### INPUT DATA
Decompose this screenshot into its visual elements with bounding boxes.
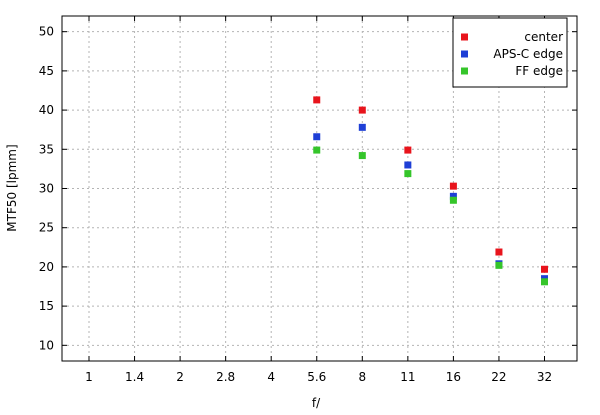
y-tick-label: 50 xyxy=(39,25,54,39)
y-tick-label: 15 xyxy=(39,299,54,313)
data-point-marker xyxy=(313,96,321,104)
data-point-marker xyxy=(358,123,366,131)
data-point-marker xyxy=(449,196,457,204)
data-point-marker xyxy=(449,192,457,200)
y-axis-title: MTF50 [lpmm] xyxy=(5,144,19,231)
y-tick-label: 10 xyxy=(39,338,54,352)
data-point-marker xyxy=(404,170,412,178)
x-axis-title: f/ xyxy=(312,396,321,410)
x-tick-label: 32 xyxy=(537,370,552,384)
x-tick-label: 2.8 xyxy=(216,370,235,384)
x-tick-label: 1 xyxy=(85,370,93,384)
data-point-marker xyxy=(449,182,457,190)
x-tick-label: 22 xyxy=(491,370,506,384)
x-axis-ticks: 1 1.4 2 2.8 4 5.6 8 11 16 22 32 xyxy=(85,16,552,384)
x-tick-label: 4 xyxy=(267,370,275,384)
x-tick-label: 5.6 xyxy=(307,370,326,384)
x-tick-label: 2 xyxy=(176,370,184,384)
data-point-marker xyxy=(358,152,366,160)
legend-marker xyxy=(461,33,468,41)
x-tick-label: 11 xyxy=(400,370,415,384)
y-tick-label: 30 xyxy=(39,182,54,196)
data-point-marker xyxy=(313,146,321,154)
y-tick-label: 40 xyxy=(39,103,54,117)
data-point-marker xyxy=(313,133,321,141)
y-tick-label: 25 xyxy=(39,221,54,235)
data-point-marker xyxy=(495,261,503,269)
y-tick-label: 45 xyxy=(39,64,54,78)
legend: center APS-C edge FF edge xyxy=(452,17,568,88)
legend-label: center xyxy=(524,30,563,44)
y-axis-ticks: 10 15 20 25 30 35 40 45 50 xyxy=(39,25,577,352)
x-tick-label: 8 xyxy=(358,370,366,384)
data-point-marker xyxy=(541,265,548,273)
data-point-marker xyxy=(495,248,503,256)
data-points xyxy=(313,96,548,286)
legend-label: FF edge xyxy=(515,64,563,78)
legend-label: APS-C edge xyxy=(493,47,563,61)
grid-lines xyxy=(62,16,577,361)
x-tick-label: 16 xyxy=(446,370,461,384)
legend-marker xyxy=(461,50,468,58)
y-tick-label: 20 xyxy=(39,260,54,274)
data-point-marker xyxy=(404,161,412,169)
legend-box xyxy=(452,17,568,88)
data-point-marker xyxy=(404,146,412,154)
legend-marker xyxy=(461,67,468,75)
x-tick-label: 1.4 xyxy=(125,370,144,384)
data-point-marker xyxy=(358,106,366,114)
data-point-marker xyxy=(541,278,548,286)
y-tick-label: 35 xyxy=(39,142,54,156)
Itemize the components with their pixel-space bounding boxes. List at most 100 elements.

### PROMPT
Reproduce every line of the records above verbatim, omitting the pictures.

### EXERCISE RESPONSE
Decompose this screenshot into its visual elements with bounding boxes.
y-tick-label: 50 xyxy=(39,25,54,39)
y-tick-label: 15 xyxy=(39,299,54,313)
data-point-marker xyxy=(313,96,321,104)
data-point-marker xyxy=(358,123,366,131)
data-point-marker xyxy=(449,196,457,204)
data-point-marker xyxy=(449,192,457,200)
y-axis-title: MTF50 [lpmm] xyxy=(5,144,19,231)
y-tick-label: 10 xyxy=(39,338,54,352)
data-point-marker xyxy=(404,170,412,178)
x-axis-title: f/ xyxy=(312,396,321,410)
x-tick-label: 32 xyxy=(537,370,552,384)
x-tick-label: 2.8 xyxy=(216,370,235,384)
x-tick-label: 1 xyxy=(85,370,93,384)
data-point-marker xyxy=(449,182,457,190)
x-tick-label: 22 xyxy=(491,370,506,384)
x-axis-ticks: 1 1.4 2 2.8 4 5.6 8 11 16 22 32 xyxy=(85,16,552,384)
x-tick-label: 4 xyxy=(267,370,275,384)
x-tick-label: 5.6 xyxy=(307,370,326,384)
x-tick-label: 2 xyxy=(176,370,184,384)
data-point-marker xyxy=(358,152,366,160)
legend-marker xyxy=(461,33,468,41)
x-tick-label: 11 xyxy=(400,370,415,384)
y-tick-label: 30 xyxy=(39,182,54,196)
data-point-marker xyxy=(313,146,321,154)
y-tick-label: 40 xyxy=(39,103,54,117)
data-point-marker xyxy=(313,133,321,141)
y-tick-label: 25 xyxy=(39,221,54,235)
data-point-marker xyxy=(495,261,503,269)
y-tick-label: 45 xyxy=(39,64,54,78)
legend: center APS-C edge FF edge xyxy=(452,17,568,88)
legend-label: center xyxy=(524,30,563,44)
y-axis-ticks: 10 15 20 25 30 35 40 45 50 xyxy=(39,25,577,352)
x-tick-label: 8 xyxy=(358,370,366,384)
data-point-marker xyxy=(541,265,548,273)
data-point-marker xyxy=(495,248,503,256)
data-points xyxy=(313,96,548,286)
legend-label: FF edge xyxy=(515,64,563,78)
legend-label: APS-C edge xyxy=(493,47,563,61)
grid-lines xyxy=(62,16,577,361)
x-tick-label: 16 xyxy=(446,370,461,384)
legend-marker xyxy=(461,50,468,58)
y-tick-label: 20 xyxy=(39,260,54,274)
data-point-marker xyxy=(404,161,412,169)
legend-box xyxy=(452,17,568,88)
data-point-marker xyxy=(404,146,412,154)
legend-marker xyxy=(461,67,468,75)
x-tick-label: 1.4 xyxy=(125,370,144,384)
data-point-marker xyxy=(358,106,366,114)
data-point-marker xyxy=(541,278,548,286)
y-tick-label: 35 xyxy=(39,142,54,156)
Itemize the components with their pixel-space bounding boxes. List at most 100 elements.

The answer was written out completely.